* Start Material provided *

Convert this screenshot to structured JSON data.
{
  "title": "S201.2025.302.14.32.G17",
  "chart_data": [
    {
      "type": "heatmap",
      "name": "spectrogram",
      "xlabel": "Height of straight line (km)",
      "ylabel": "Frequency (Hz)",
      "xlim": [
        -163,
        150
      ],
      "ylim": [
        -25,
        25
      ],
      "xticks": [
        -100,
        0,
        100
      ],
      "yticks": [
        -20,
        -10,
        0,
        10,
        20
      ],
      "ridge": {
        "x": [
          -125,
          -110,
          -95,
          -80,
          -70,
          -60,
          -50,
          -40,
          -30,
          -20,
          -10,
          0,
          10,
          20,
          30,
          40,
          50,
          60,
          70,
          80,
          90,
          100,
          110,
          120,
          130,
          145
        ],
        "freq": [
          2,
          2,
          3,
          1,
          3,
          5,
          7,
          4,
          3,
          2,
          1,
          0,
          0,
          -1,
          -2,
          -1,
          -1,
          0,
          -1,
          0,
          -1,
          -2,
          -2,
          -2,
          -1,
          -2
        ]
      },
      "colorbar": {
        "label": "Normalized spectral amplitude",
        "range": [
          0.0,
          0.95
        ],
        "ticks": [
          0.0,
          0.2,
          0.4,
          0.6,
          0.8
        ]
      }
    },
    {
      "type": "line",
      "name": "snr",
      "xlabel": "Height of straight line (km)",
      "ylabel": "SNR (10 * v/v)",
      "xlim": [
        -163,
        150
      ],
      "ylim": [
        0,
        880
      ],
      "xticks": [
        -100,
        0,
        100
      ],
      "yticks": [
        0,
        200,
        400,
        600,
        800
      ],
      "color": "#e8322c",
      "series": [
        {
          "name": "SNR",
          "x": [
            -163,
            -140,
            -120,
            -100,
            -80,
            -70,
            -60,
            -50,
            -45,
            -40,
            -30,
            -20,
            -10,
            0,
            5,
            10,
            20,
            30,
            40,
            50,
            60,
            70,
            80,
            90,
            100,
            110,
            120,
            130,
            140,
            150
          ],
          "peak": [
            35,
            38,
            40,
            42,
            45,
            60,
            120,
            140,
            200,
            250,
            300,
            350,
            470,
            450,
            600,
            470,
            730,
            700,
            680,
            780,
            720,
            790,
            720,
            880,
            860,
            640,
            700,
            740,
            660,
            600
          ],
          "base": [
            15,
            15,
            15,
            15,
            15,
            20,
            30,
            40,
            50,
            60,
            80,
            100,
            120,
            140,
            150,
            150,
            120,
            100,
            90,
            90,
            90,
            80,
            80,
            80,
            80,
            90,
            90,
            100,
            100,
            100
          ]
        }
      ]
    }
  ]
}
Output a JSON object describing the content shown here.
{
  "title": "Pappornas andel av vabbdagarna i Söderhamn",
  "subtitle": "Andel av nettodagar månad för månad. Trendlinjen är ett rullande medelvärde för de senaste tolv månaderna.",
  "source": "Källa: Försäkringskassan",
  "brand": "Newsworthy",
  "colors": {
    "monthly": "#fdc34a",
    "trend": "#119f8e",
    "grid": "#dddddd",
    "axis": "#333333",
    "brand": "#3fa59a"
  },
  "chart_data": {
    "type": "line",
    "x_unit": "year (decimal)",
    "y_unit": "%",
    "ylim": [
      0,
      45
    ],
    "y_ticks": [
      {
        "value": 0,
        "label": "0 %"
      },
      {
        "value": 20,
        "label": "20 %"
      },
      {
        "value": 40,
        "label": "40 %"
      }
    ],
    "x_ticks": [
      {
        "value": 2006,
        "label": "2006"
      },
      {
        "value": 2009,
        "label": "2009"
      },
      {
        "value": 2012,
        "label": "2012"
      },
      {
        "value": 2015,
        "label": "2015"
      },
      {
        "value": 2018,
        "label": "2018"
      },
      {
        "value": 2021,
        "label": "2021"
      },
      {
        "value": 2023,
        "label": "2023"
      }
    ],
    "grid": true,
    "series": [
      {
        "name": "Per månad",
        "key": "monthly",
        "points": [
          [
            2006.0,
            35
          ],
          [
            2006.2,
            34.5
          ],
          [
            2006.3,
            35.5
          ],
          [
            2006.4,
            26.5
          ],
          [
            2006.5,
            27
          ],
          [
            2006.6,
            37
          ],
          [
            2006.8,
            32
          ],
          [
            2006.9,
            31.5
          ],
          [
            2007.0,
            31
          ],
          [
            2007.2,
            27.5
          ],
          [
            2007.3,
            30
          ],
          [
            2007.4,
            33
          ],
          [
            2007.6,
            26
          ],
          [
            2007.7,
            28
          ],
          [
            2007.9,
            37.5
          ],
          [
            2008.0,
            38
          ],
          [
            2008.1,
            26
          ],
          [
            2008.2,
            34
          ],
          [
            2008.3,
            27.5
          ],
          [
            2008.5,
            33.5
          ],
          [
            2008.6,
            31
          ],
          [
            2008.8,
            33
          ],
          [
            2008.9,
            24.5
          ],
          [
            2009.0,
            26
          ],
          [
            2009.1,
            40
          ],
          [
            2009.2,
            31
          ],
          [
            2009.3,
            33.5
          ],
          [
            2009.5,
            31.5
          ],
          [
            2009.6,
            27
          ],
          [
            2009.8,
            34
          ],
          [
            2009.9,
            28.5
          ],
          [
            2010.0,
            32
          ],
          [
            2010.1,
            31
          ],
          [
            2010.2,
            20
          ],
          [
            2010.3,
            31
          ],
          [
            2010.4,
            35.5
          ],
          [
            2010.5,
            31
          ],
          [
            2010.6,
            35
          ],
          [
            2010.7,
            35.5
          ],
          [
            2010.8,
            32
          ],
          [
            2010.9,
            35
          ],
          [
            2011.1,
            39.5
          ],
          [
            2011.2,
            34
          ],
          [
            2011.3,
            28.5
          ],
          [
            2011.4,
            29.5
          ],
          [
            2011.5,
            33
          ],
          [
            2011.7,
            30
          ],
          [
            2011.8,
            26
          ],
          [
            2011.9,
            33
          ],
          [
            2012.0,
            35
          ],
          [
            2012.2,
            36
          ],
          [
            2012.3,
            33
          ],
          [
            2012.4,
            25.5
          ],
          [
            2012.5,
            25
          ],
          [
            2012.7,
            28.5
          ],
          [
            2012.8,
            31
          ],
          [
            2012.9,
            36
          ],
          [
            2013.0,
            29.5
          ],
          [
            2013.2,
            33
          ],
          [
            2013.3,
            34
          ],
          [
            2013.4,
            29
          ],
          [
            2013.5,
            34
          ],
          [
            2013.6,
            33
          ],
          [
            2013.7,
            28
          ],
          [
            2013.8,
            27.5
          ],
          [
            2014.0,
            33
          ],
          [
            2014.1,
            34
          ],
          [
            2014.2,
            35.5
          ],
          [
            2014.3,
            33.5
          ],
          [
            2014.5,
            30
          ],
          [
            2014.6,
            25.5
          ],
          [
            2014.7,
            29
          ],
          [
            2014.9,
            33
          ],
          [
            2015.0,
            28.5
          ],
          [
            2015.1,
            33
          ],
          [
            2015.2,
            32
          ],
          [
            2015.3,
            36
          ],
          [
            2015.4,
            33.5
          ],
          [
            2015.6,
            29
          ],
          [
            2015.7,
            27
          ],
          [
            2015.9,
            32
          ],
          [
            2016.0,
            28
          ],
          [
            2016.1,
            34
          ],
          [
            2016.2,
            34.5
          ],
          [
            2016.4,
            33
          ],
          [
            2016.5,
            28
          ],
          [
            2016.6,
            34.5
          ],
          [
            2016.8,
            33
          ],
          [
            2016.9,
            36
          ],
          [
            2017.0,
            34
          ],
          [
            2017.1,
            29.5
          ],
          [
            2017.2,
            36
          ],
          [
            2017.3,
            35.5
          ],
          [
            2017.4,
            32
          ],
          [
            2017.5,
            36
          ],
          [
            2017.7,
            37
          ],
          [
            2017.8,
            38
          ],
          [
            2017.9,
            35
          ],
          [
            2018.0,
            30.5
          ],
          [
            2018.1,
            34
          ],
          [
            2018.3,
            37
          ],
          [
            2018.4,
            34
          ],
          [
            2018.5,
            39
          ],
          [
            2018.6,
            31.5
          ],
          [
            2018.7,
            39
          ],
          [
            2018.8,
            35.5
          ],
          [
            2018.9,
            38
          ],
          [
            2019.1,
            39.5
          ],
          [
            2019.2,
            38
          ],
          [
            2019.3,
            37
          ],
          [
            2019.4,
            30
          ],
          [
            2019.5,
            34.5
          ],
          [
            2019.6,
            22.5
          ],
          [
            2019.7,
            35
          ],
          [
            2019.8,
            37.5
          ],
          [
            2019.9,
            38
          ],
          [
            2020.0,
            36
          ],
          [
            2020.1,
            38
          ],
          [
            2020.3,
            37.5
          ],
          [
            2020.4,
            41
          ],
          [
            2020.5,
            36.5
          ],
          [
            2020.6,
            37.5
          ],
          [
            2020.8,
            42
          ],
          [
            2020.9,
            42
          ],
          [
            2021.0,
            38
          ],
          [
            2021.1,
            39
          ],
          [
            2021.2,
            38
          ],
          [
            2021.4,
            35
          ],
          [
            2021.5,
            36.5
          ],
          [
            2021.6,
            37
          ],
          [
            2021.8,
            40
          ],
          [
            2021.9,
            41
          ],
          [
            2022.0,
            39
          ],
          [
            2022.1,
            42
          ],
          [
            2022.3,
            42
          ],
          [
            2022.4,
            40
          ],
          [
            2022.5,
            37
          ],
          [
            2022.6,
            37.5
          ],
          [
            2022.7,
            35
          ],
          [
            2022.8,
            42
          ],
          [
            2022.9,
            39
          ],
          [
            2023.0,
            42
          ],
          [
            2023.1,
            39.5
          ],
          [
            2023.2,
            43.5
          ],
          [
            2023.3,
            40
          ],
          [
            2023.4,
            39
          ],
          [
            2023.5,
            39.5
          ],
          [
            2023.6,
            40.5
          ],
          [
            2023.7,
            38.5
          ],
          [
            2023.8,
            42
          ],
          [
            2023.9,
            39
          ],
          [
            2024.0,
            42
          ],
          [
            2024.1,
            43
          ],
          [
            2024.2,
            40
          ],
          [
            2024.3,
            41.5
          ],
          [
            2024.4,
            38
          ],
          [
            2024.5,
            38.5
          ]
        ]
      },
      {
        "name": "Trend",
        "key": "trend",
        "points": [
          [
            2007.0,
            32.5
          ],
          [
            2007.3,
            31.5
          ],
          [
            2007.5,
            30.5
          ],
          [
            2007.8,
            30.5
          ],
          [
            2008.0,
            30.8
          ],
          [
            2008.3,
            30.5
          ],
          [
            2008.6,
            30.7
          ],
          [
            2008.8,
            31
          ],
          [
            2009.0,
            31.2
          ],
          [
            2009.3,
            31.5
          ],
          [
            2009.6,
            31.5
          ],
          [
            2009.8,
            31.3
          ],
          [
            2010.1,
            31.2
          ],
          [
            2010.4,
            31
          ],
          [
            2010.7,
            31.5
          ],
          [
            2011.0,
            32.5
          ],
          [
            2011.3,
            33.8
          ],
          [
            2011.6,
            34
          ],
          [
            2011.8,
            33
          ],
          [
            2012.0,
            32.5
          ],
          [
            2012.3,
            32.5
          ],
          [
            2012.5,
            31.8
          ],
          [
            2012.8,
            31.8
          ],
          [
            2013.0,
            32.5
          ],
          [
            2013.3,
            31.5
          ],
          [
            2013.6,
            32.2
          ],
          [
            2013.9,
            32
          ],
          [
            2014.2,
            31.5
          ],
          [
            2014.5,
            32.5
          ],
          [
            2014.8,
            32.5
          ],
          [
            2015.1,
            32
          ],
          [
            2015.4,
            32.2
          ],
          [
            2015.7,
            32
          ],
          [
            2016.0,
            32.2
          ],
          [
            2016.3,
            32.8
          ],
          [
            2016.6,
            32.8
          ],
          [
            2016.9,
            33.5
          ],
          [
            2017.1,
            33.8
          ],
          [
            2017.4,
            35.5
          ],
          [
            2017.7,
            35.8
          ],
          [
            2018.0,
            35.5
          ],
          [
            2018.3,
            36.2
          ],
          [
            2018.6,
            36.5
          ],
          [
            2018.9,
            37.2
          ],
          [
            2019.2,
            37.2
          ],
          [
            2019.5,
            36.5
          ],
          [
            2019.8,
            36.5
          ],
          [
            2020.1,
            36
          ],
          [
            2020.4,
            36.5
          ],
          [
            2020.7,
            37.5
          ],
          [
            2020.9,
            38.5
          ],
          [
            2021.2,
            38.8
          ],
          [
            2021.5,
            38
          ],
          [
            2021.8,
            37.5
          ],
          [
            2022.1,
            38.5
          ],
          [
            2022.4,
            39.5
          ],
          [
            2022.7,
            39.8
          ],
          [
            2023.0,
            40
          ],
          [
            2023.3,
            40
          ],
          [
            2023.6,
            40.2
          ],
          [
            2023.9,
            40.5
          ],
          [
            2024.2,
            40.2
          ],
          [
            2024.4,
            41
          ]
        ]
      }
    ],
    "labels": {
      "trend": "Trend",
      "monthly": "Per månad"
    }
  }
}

* End Material provided *

Written instruction → Go through the listing above and work out how many lines contain the string "JSON". Reply with the number alone.

Response for this exercise → 2